▸ **DO THIS**
Are you able to retype all the records below exactly?

▸ **RECORD SET**
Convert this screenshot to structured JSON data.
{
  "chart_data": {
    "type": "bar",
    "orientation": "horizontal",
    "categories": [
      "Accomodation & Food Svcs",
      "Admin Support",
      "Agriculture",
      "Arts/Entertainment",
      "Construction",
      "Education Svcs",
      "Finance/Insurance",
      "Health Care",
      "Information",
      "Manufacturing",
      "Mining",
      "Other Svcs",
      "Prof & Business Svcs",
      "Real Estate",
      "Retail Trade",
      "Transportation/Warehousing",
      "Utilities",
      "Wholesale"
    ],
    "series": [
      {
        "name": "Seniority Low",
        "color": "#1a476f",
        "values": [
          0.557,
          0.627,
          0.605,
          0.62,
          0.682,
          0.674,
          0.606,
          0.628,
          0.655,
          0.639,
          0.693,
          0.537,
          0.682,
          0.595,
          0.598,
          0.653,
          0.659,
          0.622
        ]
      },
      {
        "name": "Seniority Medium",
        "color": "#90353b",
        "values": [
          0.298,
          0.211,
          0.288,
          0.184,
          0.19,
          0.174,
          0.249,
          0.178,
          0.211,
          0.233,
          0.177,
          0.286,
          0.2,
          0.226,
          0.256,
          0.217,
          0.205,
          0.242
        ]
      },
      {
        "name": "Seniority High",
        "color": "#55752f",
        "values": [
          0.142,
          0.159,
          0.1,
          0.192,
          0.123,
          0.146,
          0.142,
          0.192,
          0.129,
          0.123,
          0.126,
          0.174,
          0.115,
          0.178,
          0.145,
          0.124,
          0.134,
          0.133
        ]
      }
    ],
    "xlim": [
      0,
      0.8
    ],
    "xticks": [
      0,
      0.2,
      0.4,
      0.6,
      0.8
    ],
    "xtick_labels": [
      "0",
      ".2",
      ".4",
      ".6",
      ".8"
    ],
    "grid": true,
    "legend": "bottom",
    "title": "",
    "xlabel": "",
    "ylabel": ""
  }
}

▸ **ANSWER TO THIS TASK**
Convert this screenshot to structured JSON data.
{
  "chart_data": {
    "type": "bar",
    "orientation": "horizontal",
    "categories": [
      "Accomodation & Food Svcs",
      "Admin Support",
      "Agriculture",
      "Arts/Entertainment",
      "Construction",
      "Education Svcs",
      "Finance/Insurance",
      "Health Care",
      "Information",
      "Manufacturing",
      "Mining",
      "Other Svcs",
      "Prof & Business Svcs",
      "Real Estate",
      "Retail Trade",
      "Transportation/Warehousing",
      "Utilities",
      "Wholesale"
    ],
    "series": [
      {
        "name": "Seniority Low",
        "color": "#1a476f",
        "values": [
          0.557,
          0.627,
          0.605,
          0.62,
          0.682,
          0.674,
          0.606,
          0.628,
          0.655,
          0.639,
          0.693,
          0.537,
          0.682,
          0.595,
          0.598,
          0.653,
          0.659,
          0.622
        ]
      },
      {
        "name": "Seniority Medium",
        "color": "#90353b",
        "values": [
          0.298,
          0.211,
          0.288,
          0.184,
          0.19,
          0.174,
          0.249,
          0.178,
          0.211,
          0.233,
          0.177,
          0.286,
          0.2,
          0.226,
          0.256,
          0.217,
          0.205,
          0.242
        ]
      },
      {
        "name": "Seniority High",
        "color": "#55752f",
        "values": [
          0.142,
          0.159,
          0.1,
          0.192,
          0.123,
          0.146,
          0.142,
          0.192,
          0.129,
          0.123,
          0.126,
          0.174,
          0.115,
          0.178,
          0.145,
          0.124,
          0.134,
          0.133
        ]
      }
    ],
    "xlim": [
      0,
      0.8
    ],
    "xticks": [
      0,
      0.2,
      0.4,
      0.6,
      0.8
    ],
    "xtick_labels": [
      "0",
      ".2",
      ".4",
      ".6",
      ".8"
    ],
    "grid": true,
    "legend": "bottom",
    "title": "",
    "xlabel": "",
    "ylabel": ""
  }
}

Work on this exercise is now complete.